### Goal
Make an exact copy of all the data.

************

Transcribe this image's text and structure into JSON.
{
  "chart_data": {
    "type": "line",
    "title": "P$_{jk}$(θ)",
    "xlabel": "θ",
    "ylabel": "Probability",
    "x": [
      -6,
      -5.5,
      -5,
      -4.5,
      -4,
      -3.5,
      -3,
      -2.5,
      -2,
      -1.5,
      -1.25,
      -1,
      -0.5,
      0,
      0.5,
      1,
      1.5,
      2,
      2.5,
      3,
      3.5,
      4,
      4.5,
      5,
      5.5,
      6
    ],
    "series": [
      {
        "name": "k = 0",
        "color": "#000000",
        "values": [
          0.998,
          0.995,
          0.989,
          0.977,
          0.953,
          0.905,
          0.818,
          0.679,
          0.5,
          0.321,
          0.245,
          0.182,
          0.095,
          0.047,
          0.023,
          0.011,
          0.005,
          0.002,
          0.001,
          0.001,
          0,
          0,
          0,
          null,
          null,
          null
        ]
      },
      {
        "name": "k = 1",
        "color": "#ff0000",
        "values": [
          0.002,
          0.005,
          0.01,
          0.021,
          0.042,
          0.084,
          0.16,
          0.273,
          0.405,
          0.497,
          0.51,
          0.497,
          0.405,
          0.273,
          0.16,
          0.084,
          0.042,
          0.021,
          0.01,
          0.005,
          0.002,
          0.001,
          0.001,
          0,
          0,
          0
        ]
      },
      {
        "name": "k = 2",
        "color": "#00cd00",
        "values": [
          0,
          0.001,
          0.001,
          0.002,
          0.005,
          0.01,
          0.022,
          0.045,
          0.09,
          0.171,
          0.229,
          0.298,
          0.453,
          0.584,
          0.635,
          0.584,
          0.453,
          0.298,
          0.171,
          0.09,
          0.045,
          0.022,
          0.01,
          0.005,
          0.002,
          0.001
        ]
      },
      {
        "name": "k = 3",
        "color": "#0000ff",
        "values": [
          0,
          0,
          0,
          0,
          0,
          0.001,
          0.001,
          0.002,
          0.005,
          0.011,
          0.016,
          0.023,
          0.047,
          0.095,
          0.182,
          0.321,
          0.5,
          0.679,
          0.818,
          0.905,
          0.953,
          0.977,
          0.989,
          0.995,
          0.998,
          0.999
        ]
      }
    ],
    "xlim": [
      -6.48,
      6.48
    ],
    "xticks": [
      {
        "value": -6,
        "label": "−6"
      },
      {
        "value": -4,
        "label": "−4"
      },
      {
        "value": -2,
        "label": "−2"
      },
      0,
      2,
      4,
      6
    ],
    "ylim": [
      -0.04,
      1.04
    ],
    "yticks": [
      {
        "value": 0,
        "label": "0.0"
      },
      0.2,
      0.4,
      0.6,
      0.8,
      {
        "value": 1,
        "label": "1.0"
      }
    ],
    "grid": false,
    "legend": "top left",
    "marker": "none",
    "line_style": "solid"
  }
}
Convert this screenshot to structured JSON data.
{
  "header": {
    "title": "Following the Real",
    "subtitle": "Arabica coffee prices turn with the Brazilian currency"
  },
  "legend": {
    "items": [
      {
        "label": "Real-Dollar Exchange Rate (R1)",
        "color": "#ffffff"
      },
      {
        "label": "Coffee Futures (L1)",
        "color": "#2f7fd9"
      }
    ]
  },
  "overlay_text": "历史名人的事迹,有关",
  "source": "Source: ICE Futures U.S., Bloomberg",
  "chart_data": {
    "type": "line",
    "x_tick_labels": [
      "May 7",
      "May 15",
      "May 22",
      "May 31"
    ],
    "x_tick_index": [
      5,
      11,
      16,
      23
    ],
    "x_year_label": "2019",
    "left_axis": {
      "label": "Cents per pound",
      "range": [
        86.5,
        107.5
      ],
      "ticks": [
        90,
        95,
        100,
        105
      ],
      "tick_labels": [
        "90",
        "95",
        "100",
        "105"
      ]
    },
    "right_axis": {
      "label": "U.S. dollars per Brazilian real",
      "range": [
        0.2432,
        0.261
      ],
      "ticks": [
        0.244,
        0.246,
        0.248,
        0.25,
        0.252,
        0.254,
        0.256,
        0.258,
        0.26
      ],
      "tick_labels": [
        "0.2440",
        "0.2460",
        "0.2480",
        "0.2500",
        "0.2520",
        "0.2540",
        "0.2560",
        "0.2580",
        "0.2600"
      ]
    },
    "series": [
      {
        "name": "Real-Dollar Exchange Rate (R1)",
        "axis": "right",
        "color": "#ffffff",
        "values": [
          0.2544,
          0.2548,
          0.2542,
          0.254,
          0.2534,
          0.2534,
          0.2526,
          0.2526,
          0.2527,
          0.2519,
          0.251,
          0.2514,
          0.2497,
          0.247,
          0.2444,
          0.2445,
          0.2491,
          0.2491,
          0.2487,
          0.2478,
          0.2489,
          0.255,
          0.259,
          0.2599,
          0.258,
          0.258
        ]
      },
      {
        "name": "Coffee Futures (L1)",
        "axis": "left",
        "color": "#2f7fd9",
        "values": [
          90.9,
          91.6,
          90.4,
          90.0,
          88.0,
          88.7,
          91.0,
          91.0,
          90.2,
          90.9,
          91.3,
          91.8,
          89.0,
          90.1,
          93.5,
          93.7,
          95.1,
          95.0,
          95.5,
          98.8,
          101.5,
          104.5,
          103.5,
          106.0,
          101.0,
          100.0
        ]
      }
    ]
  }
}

************

### Correct result
Transcribe this image's text and structure into JSON.
{
  "chart_data": {
    "type": "line",
    "title": "P$_{jk}$(θ)",
    "xlabel": "θ",
    "ylabel": "Probability",
    "x": [
      -6,
      -5.5,
      -5,
      -4.5,
      -4,
      -3.5,
      -3,
      -2.5,
      -2,
      -1.5,
      -1.25,
      -1,
      -0.5,
      0,
      0.5,
      1,
      1.5,
      2,
      2.5,
      3,
      3.5,
      4,
      4.5,
      5,
      5.5,
      6
    ],
    "series": [
      {
        "name": "k = 0",
        "color": "#000000",
        "values": [
          0.998,
          0.995,
          0.989,
          0.977,
          0.953,
          0.905,
          0.818,
          0.679,
          0.5,
          0.321,
          0.245,
          0.182,
          0.095,
          0.047,
          0.023,
          0.011,
          0.005,
          0.002,
          0.001,
          0.001,
          0,
          0,
          0,
          null,
          null,
          null
        ]
      },
      {
        "name": "k = 1",
        "color": "#ff0000",
        "values": [
          0.002,
          0.005,
          0.01,
          0.021,
          0.042,
          0.084,
          0.16,
          0.273,
          0.405,
          0.497,
          0.51,
          0.497,
          0.405,
          0.273,
          0.16,
          0.084,
          0.042,
          0.021,
          0.01,
          0.005,
          0.002,
          0.001,
          0.001,
          0,
          0,
          0
        ]
      },
      {
        "name": "k = 2",
        "color": "#00cd00",
        "values": [
          0,
          0.001,
          0.001,
          0.002,
          0.005,
          0.01,
          0.022,
          0.045,
          0.09,
          0.171,
          0.229,
          0.298,
          0.453,
          0.584,
          0.635,
          0.584,
          0.453,
          0.298,
          0.171,
          0.09,
          0.045,
          0.022,
          0.01,
          0.005,
          0.002,
          0.001
        ]
      },
      {
        "name": "k = 3",
        "color": "#0000ff",
        "values": [
          0,
          0,
          0,
          0,
          0,
          0.001,
          0.001,
          0.002,
          0.005,
          0.011,
          0.016,
          0.023,
          0.047,
          0.095,
          0.182,
          0.321,
          0.5,
          0.679,
          0.818,
          0.905,
          0.953,
          0.977,
          0.989,
          0.995,
          0.998,
          0.999
        ]
      }
    ],
    "xlim": [
      -6.48,
      6.48
    ],
    "xticks": [
      {
        "value": -6,
        "label": "−6"
      },
      {
        "value": -4,
        "label": "−4"
      },
      {
        "value": -2,
        "label": "−2"
      },
      0,
      2,
      4,
      6
    ],
    "ylim": [
      -0.04,
      1.04
    ],
    "yticks": [
      {
        "value": 0,
        "label": "0.0"
      },
      0.2,
      0.4,
      0.6,
      0.8,
      {
        "value": 1,
        "label": "1.0"
      }
    ],
    "grid": false,
    "legend": "top left",
    "marker": "none",
    "line_style": "solid"
  }
}
Convert this screenshot to structured JSON data.
{
  "header": {
    "title": "Following the Real",
    "subtitle": "Arabica coffee prices turn with the Brazilian currency"
  },
  "legend": {
    "items": [
      {
        "label": "Real-Dollar Exchange Rate (R1)",
        "color": "#ffffff"
      },
      {
        "label": "Coffee Futures (L1)",
        "color": "#2f7fd9"
      }
    ]
  },
  "overlay_text": "历史名人的事迹,有关",
  "source": "Source: ICE Futures U.S., Bloomberg",
  "chart_data": {
    "type": "line",
    "x_tick_labels": [
      "May 7",
      "May 15",
      "May 22",
      "May 31"
    ],
    "x_tick_index": [
      5,
      11,
      16,
      23
    ],
    "x_year_label": "2019",
    "left_axis": {
      "label": "Cents per pound",
      "range": [
        86.5,
        107.5
      ],
      "ticks": [
        90,
        95,
        100,
        105
      ],
      "tick_labels": [
        "90",
        "95",
        "100",
        "105"
      ]
    },
    "right_axis": {
      "label": "U.S. dollars per Brazilian real",
      "range": [
        0.2432,
        0.261
      ],
      "ticks": [
        0.244,
        0.246,
        0.248,
        0.25,
        0.252,
        0.254,
        0.256,
        0.258,
        0.26
      ],
      "tick_labels": [
        "0.2440",
        "0.2460",
        "0.2480",
        "0.2500",
        "0.2520",
        "0.2540",
        "0.2560",
        "0.2580",
        "0.2600"
      ]
    },
    "series": [
      {
        "name": "Real-Dollar Exchange Rate (R1)",
        "axis": "right",
        "color": "#ffffff",
        "values": [
          0.2544,
          0.2548,
          0.2542,
          0.254,
          0.2534,
          0.2534,
          0.2526,
          0.2526,
          0.2527,
          0.2519,
          0.251,
          0.2514,
          0.2497,
          0.247,
          0.2444,
          0.2445,
          0.2491,
          0.2491,
          0.2487,
          0.2478,
          0.2489,
          0.255,
          0.259,
          0.2599,
          0.258,
          0.258
        ]
      },
      {
        "name": "Coffee Futures (L1)",
        "axis": "left",
        "color": "#2f7fd9",
        "values": [
          90.9,
          91.6,
          90.4,
          90.0,
          88.0,
          88.7,
          91.0,
          91.0,
          90.2,
          90.9,
          91.3,
          91.8,
          89.0,
          90.1,
          93.5,
          93.7,
          95.1,
          95.0,
          95.5,
          98.8,
          101.5,
          104.5,
          103.5,
          106.0,
          101.0,
          100.0
        ]
      }
    ]
  }
}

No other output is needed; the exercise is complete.